# Records for the exercise start

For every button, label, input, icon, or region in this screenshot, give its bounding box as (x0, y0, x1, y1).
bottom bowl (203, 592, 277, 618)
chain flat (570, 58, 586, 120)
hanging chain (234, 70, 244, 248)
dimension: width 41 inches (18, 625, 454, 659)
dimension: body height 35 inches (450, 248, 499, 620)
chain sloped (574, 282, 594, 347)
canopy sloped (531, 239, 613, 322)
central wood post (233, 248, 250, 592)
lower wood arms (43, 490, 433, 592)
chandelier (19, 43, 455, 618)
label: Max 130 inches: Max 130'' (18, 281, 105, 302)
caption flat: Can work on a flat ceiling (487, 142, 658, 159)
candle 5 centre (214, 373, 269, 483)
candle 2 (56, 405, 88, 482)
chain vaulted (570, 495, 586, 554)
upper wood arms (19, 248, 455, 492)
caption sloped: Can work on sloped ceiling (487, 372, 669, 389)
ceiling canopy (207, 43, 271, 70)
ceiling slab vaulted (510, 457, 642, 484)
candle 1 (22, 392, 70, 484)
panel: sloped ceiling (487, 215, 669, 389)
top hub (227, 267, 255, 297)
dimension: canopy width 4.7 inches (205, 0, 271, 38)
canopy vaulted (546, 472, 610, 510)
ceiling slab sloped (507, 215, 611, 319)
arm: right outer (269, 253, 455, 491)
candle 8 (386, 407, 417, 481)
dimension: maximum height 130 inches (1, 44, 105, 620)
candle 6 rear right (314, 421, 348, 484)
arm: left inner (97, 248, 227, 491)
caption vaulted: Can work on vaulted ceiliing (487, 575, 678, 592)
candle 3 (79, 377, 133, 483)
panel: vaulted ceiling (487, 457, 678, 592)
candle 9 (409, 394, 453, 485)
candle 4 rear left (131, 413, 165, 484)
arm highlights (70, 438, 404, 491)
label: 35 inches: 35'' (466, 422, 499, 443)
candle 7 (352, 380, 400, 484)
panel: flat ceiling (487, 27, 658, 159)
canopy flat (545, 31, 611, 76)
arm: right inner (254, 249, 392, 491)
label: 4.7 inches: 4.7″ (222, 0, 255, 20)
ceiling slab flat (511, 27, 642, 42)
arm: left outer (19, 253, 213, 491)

# Records for the exercise end

• Requirements: Copy out every line of the records above with no changes at all.

• The completed task:
For every button, label, input, icon, or region in this screenshot, give its bounding box as (x0, y0, x1, y1).
bottom bowl (203, 592, 277, 618)
chain flat (570, 58, 586, 120)
hanging chain (234, 70, 244, 248)
dimension: width 41 inches (18, 625, 454, 659)
dimension: body height 35 inches (450, 248, 499, 620)
chain sloped (574, 282, 594, 347)
canopy sloped (531, 239, 613, 322)
central wood post (233, 248, 250, 592)
lower wood arms (43, 490, 433, 592)
chandelier (19, 43, 455, 618)
label: Max 130 inches: Max 130'' (18, 281, 105, 302)
caption flat: Can work on a flat ceiling (487, 142, 658, 159)
candle 5 centre (214, 373, 269, 483)
candle 2 (56, 405, 88, 482)
chain vaulted (570, 495, 586, 554)
upper wood arms (19, 248, 455, 492)
caption sloped: Can work on sloped ceiling (487, 372, 669, 389)
ceiling canopy (207, 43, 271, 70)
ceiling slab vaulted (510, 457, 642, 484)
candle 1 (22, 392, 70, 484)
panel: sloped ceiling (487, 215, 669, 389)
top hub (227, 267, 255, 297)
dimension: canopy width 4.7 inches (205, 0, 271, 38)
canopy vaulted (546, 472, 610, 510)
ceiling slab sloped (507, 215, 611, 319)
arm: right outer (269, 253, 455, 491)
candle 8 (386, 407, 417, 481)
dimension: maximum height 130 inches (1, 44, 105, 620)
candle 6 rear right (314, 421, 348, 484)
arm: left inner (97, 248, 227, 491)
caption vaulted: Can work on vaulted ceiliing (487, 575, 678, 592)
candle 3 (79, 377, 133, 483)
panel: vaulted ceiling (487, 457, 678, 592)
candle 9 (409, 394, 453, 485)
candle 4 rear left (131, 413, 165, 484)
arm highlights (70, 438, 404, 491)
label: 35 inches: 35'' (466, 422, 499, 443)
candle 7 (352, 380, 400, 484)
panel: flat ceiling (487, 27, 658, 159)
canopy flat (545, 31, 611, 76)
arm: right inner (254, 249, 392, 491)
label: 4.7 inches: 4.7″ (222, 0, 255, 20)
ceiling slab flat (511, 27, 642, 42)
arm: left outer (19, 253, 213, 491)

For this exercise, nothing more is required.